### EXERCISE REQUIREMENTS
Go over the entries below line by line, copying each one that contains the word "Trading".

## BEGIN MATERIALS PROVIDED

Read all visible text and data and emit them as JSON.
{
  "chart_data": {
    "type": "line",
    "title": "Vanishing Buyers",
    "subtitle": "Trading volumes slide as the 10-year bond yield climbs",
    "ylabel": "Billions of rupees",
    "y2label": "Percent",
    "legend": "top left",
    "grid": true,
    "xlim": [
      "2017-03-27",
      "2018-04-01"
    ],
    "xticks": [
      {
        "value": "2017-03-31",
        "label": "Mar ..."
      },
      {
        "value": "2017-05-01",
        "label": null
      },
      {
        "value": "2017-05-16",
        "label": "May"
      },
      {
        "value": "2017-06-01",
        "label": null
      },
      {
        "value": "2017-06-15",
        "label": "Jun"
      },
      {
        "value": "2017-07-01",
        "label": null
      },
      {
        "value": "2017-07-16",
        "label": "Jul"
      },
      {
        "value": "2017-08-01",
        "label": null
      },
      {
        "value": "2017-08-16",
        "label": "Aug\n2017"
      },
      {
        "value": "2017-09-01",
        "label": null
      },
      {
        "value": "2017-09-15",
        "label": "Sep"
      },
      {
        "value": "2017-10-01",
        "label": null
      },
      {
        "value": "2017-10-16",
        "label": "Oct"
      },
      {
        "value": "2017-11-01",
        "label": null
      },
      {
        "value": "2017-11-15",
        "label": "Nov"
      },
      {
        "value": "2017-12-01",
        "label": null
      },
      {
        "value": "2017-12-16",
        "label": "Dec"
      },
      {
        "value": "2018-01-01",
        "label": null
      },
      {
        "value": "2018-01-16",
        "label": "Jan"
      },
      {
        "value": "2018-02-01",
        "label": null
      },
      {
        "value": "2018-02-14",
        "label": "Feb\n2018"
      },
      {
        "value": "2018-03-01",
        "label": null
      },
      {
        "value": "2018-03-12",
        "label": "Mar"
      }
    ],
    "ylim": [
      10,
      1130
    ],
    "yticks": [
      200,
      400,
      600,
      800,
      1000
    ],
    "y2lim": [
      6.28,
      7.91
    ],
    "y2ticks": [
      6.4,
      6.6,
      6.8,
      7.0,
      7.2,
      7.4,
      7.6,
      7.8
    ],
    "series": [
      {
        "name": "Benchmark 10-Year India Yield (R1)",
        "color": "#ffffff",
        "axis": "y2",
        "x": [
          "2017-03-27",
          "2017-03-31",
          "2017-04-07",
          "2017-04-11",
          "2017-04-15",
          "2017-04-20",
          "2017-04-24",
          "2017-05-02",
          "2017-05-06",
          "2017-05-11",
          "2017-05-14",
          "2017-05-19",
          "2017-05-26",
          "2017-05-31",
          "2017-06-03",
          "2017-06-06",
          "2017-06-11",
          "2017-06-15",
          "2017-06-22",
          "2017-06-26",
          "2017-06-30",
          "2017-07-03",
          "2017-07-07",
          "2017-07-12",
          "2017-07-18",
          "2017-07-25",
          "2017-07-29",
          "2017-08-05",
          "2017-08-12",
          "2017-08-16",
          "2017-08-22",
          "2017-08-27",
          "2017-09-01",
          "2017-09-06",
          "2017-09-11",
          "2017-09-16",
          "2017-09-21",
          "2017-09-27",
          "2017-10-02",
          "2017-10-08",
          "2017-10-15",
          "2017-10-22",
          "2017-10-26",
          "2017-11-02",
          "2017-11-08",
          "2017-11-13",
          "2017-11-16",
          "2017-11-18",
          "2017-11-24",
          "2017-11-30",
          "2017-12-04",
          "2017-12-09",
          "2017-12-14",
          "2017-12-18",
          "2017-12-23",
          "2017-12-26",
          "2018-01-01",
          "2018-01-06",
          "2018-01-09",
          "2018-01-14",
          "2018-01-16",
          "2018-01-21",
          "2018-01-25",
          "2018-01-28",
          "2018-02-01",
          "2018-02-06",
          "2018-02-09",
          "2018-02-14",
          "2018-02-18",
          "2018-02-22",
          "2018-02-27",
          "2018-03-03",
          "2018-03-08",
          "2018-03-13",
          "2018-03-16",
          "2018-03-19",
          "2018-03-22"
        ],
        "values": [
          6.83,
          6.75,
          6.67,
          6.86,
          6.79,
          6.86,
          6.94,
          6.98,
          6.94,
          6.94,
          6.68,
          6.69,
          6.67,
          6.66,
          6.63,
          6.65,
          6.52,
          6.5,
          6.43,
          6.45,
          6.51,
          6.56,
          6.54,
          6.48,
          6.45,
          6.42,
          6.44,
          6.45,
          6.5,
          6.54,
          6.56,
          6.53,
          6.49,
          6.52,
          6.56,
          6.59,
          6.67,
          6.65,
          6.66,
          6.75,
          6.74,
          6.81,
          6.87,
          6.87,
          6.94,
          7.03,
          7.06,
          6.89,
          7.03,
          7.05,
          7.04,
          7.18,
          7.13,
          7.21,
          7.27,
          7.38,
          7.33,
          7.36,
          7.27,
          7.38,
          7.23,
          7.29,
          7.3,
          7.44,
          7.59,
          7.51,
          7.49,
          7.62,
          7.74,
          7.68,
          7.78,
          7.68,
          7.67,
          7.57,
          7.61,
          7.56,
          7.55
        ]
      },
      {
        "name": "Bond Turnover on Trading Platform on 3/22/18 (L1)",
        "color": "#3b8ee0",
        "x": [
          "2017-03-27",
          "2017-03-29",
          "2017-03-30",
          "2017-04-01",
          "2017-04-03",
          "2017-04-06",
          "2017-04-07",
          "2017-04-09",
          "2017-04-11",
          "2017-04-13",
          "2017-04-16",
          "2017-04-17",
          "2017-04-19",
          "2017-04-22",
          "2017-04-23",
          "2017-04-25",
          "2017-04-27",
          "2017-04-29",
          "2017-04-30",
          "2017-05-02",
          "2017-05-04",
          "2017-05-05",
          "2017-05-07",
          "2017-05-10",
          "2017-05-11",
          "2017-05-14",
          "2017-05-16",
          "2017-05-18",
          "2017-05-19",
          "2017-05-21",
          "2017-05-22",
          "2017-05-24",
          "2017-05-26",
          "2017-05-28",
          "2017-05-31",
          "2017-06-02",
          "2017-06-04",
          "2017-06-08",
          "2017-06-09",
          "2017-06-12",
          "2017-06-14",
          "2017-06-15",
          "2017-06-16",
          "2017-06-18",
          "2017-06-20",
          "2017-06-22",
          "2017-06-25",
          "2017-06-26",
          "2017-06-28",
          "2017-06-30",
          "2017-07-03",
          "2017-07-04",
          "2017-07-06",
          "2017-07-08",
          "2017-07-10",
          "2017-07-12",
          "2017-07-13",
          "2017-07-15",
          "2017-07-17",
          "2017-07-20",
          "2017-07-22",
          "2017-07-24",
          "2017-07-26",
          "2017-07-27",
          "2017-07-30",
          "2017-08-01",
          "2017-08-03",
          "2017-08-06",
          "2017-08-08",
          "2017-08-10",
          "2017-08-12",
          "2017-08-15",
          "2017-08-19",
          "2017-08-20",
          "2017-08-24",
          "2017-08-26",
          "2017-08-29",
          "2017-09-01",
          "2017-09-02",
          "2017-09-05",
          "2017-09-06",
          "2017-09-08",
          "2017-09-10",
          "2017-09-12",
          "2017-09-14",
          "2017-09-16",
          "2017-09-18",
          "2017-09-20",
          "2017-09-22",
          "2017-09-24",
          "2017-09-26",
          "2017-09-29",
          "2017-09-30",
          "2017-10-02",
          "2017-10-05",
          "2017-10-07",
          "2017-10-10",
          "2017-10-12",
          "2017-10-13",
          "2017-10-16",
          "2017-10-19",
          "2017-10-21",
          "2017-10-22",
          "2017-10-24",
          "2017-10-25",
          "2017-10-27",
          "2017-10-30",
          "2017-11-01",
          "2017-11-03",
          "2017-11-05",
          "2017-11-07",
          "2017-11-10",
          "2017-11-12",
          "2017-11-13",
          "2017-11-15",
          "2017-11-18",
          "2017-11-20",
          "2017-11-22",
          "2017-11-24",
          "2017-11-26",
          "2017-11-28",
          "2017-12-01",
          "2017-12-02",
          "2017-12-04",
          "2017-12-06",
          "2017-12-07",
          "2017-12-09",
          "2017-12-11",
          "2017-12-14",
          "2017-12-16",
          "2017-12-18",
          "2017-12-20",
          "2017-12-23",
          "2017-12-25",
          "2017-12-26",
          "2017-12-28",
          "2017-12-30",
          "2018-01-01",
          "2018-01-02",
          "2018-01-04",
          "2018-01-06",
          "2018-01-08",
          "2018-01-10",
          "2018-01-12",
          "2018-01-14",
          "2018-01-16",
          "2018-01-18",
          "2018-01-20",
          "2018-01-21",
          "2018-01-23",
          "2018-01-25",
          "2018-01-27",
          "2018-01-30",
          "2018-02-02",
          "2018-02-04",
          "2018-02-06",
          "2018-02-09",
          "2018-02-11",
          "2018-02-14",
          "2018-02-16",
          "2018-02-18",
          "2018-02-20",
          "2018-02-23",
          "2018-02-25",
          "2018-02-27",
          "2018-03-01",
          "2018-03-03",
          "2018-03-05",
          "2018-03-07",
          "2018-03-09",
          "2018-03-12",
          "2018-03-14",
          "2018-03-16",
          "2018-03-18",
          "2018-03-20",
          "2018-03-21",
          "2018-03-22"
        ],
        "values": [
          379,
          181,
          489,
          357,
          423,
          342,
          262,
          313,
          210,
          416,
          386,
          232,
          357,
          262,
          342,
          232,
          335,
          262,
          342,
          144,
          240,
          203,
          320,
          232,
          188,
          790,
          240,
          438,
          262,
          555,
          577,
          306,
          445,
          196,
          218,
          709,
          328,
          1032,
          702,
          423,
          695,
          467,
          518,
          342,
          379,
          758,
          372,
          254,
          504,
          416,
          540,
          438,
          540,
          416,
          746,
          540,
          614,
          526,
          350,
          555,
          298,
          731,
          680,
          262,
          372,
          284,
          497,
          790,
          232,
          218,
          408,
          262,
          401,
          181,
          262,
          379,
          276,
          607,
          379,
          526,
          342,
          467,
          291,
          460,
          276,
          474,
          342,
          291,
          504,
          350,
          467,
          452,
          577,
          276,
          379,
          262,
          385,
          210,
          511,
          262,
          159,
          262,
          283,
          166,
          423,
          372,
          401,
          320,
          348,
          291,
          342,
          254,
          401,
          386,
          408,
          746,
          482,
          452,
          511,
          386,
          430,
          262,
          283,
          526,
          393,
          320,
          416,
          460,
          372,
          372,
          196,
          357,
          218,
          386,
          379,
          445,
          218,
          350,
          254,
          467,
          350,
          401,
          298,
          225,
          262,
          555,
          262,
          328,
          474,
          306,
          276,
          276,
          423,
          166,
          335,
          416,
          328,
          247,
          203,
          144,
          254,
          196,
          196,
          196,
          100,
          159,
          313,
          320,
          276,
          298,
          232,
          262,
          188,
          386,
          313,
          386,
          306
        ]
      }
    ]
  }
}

## END MATERIALS PROVIDED

### COMPLETE OUTPUT
    "subtitle": "Trading volumes slide as the 10-year bond yield climbs",
        "name": "Bond Turnover on Trading Platform on 3/22/18 (L1)",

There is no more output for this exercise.